TASK TO CARRY OUT: Collect every line below that contains the word "color".

ENTRIES SUPPLIED:
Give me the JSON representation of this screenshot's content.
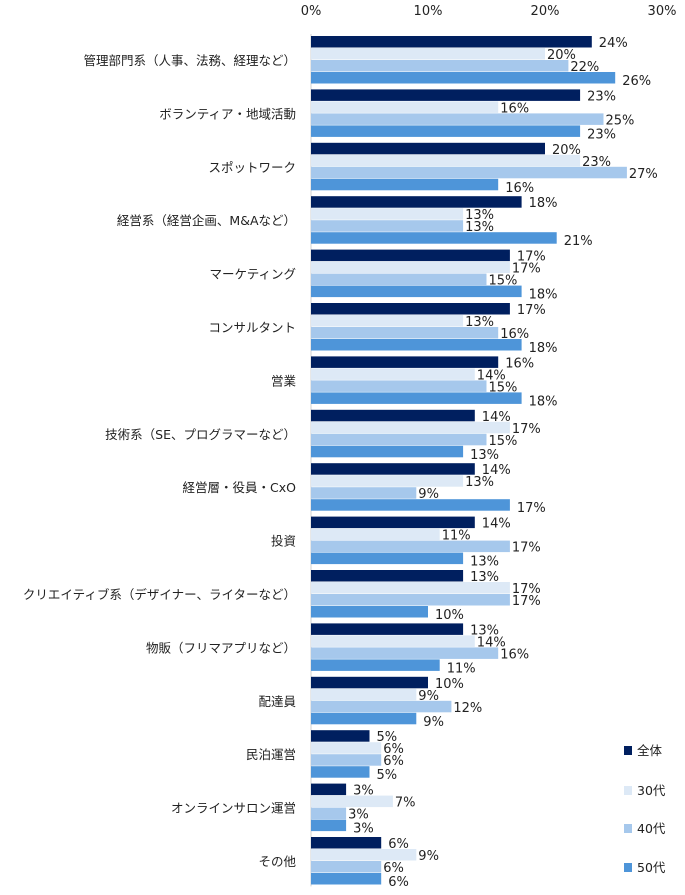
{
  "chart_data": {
    "type": "bar",
    "orientation": "horizontal",
    "title": "",
    "xlabel": "",
    "ylabel": "",
    "xlim": [
      0,
      30
    ],
    "x_ticks": [
      "0%",
      "10%",
      "20%",
      "30%"
    ],
    "x_tick_values": [
      0,
      10,
      20,
      30
    ],
    "grid": false,
    "legend_position": "bottom-right",
    "categories": [
      "管理部門系（人事、法務、経理など）",
      "ボランティア・地域活動",
      "スポットワーク",
      "経営系（経営企画、M&Aなど）",
      "マーケティング",
      "コンサルタント",
      "営業",
      "技術系（SE、プログラマーなど）",
      "経営層・役員・CxO",
      "投資",
      "クリエイティブ系（デザイナー、ライターなど）",
      "物販（フリマアプリなど）",
      "配達員",
      "民泊運営",
      "オンラインサロン運営",
      "その他"
    ],
    "series": [
      {
        "name": "全体",
        "color": "#001f5f",
        "values": [
          24,
          23,
          20,
          18,
          17,
          17,
          16,
          14,
          14,
          14,
          13,
          13,
          10,
          5,
          3,
          6
        ]
      },
      {
        "name": "30代",
        "color": "#dde9f6",
        "values": [
          20,
          16,
          23,
          13,
          17,
          13,
          14,
          17,
          13,
          11,
          17,
          14,
          9,
          6,
          7,
          9
        ]
      },
      {
        "name": "40代",
        "color": "#a6c8ec",
        "values": [
          22,
          25,
          27,
          13,
          15,
          16,
          15,
          15,
          9,
          17,
          17,
          16,
          12,
          6,
          3,
          6
        ]
      },
      {
        "name": "50代",
        "color": "#4e95d9",
        "values": [
          26,
          23,
          16,
          21,
          18,
          18,
          18,
          13,
          17,
          13,
          10,
          11,
          9,
          5,
          3,
          6
        ]
      }
    ],
    "value_suffix": "%"
  }
}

THE REPLY:
        "color": "#001f5f",
        "color": "#dde9f6",
        "color": "#a6c8ec",
        "color": "#4e95d9",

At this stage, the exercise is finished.